Reading passage:
Spinks stayed with Barnes until he went into the Marines. He did odd jobs around the hotel. Sometimes Barnes gave him pocket money. Two days a week Spinks worked for a Manpower-type organization. It is Barnes' contention that he spent vast sums of money on Spinks.

Spinks was paid $320,000 for the Ali fight. Barnes received $96,000, "and I'm still in the hole," he says.

"Look, the dispute is between Spinks and Barnes," says Lewis. "It's got nothing to do with me, and nothing to do with Bob Arum. But I've got to say this: the only time you ever see Mitt Barnes is when he shows up to collect his 30%."

Barnes says that this is indeed true—but only because the Top Rank people are keeping him from seeing Spinks. "I get the feeling that everybody but me is managing him," Barnes says. "They refuse to let me talk to Leon, or let Leon talk to me. They are trying to steal him from me. But the only way they are going to get him is if the Supreme Court says they can have him."

Spinks did not express concern over the Barnes contract until after Michael signed a contract with Top Rank last February. Because he doesn't have a manager, Mike keeps everything he earns. "I guess it started the first time they came in together to get paid," Lewis says. "Mike got 100% of his money. But when we paid Leon, Barnes' 30% had been deducted. He looked at Mike's pile, and then he looked at his pile, and then he said, 'Why the hell am I giving this guy all my money? He doesn't do anything.' "

There has been daily talk of a pending settlement. Barnes says that he doesn't want one. Top Rank says it hasn't offered one. On Feb. 20, Barnes told the St. Louis Post-Dispatch that he had been offered $1.5 million by an attorney for Spinks and Top Rank to buy him out. Later, however, Barnes said he had received many offers, some of them for more than $1 million, but that none of them had come from Top Rank. The only thing that is certain is that several people want to manage the world heavyweight champion. So does Barnes. "I'll even give back my 30% just to stay with the kid," he says.

The day after he signed Spinks, Lewis appeared in the offices of Barry Frank, the head of sports at CBS. The network would be glad to telecast the Olympic champ's first pro fight in Las Vegas on Jan. 15, Frank said.

At about the same time, Spinks had returned to his Marine base in Virginia to seek an early discharge on the basis of financial hardships at home. He got the release, and disappeared.

Lewis now had a fight and no fighter. He called Barnes, who said he had no idea where Spinks might be. Lewis called CBS, offering Earnie Shavers as a substitute. Frank told him no Spinks, no show. "We want the kid with the gold medal," Frank said.

Supplied records:
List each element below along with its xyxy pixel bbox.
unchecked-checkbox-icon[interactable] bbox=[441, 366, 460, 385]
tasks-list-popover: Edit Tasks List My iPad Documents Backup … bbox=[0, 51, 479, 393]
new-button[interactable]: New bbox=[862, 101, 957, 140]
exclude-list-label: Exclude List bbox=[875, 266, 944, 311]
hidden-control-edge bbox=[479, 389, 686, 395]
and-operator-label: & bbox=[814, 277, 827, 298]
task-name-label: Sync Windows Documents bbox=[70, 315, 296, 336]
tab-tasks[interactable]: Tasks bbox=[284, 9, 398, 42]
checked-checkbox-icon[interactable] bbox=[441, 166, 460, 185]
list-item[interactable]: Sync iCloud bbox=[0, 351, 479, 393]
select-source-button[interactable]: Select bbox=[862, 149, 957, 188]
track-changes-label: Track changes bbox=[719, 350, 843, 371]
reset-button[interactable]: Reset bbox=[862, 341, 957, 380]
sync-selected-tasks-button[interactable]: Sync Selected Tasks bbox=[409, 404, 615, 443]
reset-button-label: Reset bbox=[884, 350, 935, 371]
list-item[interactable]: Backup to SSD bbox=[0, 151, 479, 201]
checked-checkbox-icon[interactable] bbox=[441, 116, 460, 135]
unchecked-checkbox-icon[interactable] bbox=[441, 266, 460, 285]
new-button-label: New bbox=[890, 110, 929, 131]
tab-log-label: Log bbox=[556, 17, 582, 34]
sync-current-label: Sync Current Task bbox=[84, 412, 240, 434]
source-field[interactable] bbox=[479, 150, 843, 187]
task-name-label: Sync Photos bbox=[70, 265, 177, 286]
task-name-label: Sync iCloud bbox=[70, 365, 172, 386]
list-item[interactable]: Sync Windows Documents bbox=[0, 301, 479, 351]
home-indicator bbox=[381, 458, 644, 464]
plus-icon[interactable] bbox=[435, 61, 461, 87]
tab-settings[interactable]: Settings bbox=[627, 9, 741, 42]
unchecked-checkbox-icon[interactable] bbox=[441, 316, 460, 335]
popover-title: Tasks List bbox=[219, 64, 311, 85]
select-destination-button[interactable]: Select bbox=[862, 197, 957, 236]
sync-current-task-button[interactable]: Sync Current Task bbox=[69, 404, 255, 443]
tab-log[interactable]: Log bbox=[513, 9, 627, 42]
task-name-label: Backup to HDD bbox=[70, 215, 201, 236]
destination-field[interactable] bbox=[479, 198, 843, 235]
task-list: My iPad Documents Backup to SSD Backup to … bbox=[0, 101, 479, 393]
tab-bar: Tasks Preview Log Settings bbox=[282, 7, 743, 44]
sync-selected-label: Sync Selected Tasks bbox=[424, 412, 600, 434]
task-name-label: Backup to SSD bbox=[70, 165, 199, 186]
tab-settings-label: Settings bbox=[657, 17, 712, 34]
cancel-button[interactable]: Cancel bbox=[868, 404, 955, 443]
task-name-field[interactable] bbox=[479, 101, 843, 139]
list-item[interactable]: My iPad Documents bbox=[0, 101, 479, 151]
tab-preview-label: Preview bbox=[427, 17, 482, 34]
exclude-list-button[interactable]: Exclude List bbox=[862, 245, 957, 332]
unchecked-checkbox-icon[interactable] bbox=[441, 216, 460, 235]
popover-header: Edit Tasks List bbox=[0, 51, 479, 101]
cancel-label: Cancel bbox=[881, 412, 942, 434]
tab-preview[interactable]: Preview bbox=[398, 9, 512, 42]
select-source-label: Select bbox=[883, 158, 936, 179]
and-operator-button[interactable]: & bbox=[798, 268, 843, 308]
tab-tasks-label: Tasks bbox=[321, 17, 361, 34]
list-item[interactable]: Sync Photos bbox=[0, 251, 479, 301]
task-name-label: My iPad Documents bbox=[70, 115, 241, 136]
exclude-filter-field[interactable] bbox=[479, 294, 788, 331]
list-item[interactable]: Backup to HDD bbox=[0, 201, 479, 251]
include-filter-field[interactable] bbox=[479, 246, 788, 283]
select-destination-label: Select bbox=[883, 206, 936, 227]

Exercise brief:
Reproduce the passage about Leon Spinks and his dispute with Mitt Barnes in full, word for word.

Exercise answer:
Spinks stayed with Barnes until he went into the Marines. He did odd jobs around the hotel. Sometimes Barnes gave him pocket money. Two days a week Spinks worked for a Manpower-type organization. It is Barnes' contention that he spent vast sums of money on Spinks.

Spinks was paid $320,000 for the Ali fight. Barnes received $96,000, "and I'm still in the hole," he says.

"Look, the dispute is between Spinks and Barnes," says Lewis. "It's got nothing to do with me, and nothing to do with Bob Arum. But I've got to say this: the only time you ever see Mitt Barnes is when he shows up to collect his 30%."

Barnes says that this is indeed true—but only because the Top Rank people are keeping him from seeing Spinks. "I get the feeling that everybody but me is managing him," Barnes says. "They refuse to let me talk to Leon, or let Leon talk to me. They are trying to steal him from me. But the only way they are going to get him is if the Supreme Court says they can have him."

Spinks did not express concern over the Barnes contract until after Michael signed a contract with Top Rank last February. Because he doesn't have a manager, Mike keeps everything he earns. "I guess it started the first time they came in together to get paid," Lewis says. "Mike got 100% of his money. But when we paid Leon, Barnes' 30% had been deducted. He looked at Mike's pile, and then he looked at his pile, and then he said, 'Why the hell am I giving this guy all my money? He doesn't do anything.' "

There has been daily talk of a pending settlement. Barnes says that he doesn't want one. Top Rank says it hasn't offered one. On Feb. 20, Barnes told the St. Louis Post-Dispatch that he had been offered $1.5 million by an attorney for Spinks and Top Rank to buy him out. Later, however, Barnes said he had received many offers, some of them for more than $1 million, but that none of them had come from Top Rank. The only thing that is certain is that several people want to manage the world heavyweight champion. So does Barnes. "I'll even give back my 30% just to stay with the kid," he says.

The day after he signed Spinks, Lewis appeared in the offices of Barry Frank, the head of sports at CBS. The network would be glad to telecast the Olympic champ's first pro fight in Las Vegas on Jan. 15, Frank said.

At about the same time, Spinks had returned to his Marine base in Virginia to seek an early discharge on the basis of financial hardships at home. He got the release, and disappeared.

Lewis now had a fight and no fighter. He called Barnes, who said he had no idea where Spinks might be. Lewis called CBS, offering Earnie Shavers as a substitute. Frank told him no Spinks, no show. "We want the kid with the gold medal," Frank said.